Goal:
Select, from the data, each line where "meta" occurs.

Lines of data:
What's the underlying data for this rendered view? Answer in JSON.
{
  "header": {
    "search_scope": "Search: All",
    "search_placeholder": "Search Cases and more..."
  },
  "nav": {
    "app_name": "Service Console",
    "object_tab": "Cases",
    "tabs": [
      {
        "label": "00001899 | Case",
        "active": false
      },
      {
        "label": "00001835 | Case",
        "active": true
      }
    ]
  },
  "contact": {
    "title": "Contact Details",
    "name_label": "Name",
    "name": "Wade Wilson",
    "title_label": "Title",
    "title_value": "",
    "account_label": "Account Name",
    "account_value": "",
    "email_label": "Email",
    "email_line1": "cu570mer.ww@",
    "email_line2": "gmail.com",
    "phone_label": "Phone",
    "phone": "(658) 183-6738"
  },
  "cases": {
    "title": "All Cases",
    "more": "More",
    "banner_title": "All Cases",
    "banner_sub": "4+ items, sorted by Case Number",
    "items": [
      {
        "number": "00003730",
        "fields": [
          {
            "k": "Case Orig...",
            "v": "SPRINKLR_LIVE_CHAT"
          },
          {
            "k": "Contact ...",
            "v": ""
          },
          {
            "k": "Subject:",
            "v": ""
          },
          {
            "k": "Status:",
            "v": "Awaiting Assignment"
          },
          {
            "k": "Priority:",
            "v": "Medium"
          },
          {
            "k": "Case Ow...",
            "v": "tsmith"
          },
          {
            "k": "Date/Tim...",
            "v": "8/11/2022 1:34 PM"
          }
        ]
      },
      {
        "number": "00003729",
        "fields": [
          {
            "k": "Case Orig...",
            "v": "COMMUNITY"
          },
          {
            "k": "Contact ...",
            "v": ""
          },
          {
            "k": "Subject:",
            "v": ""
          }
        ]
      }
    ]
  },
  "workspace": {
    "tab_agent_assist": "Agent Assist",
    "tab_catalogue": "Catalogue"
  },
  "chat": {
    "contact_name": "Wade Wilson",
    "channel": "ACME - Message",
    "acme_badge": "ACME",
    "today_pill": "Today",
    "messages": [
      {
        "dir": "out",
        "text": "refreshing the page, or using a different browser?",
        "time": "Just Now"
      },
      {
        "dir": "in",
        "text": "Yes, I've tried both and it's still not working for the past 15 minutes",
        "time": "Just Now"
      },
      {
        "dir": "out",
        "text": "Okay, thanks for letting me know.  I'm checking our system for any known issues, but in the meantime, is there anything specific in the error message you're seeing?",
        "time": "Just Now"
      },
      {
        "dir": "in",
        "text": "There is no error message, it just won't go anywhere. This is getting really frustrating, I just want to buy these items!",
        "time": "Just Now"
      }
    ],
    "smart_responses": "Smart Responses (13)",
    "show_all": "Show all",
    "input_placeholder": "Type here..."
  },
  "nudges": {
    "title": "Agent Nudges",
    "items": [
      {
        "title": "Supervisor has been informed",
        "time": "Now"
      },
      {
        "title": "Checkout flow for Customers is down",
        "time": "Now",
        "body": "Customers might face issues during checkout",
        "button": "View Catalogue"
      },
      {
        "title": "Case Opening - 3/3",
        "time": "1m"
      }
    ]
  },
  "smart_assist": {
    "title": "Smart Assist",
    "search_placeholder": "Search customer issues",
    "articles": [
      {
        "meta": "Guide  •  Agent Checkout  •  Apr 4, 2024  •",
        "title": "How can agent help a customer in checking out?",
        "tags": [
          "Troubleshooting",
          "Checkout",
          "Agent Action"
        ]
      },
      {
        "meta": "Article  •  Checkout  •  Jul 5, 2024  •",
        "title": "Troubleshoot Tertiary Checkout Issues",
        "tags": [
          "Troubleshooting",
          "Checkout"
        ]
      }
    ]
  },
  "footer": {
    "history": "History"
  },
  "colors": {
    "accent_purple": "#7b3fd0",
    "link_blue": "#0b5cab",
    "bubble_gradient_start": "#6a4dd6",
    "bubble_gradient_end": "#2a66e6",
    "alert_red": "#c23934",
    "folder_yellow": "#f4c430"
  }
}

Answer to the exercise:
        "meta": "Guide  •  Agent Checkout  •  Apr 4, 2024  •",
        "meta": "Article  •  Checkout  •  Jul 5, 2024  •",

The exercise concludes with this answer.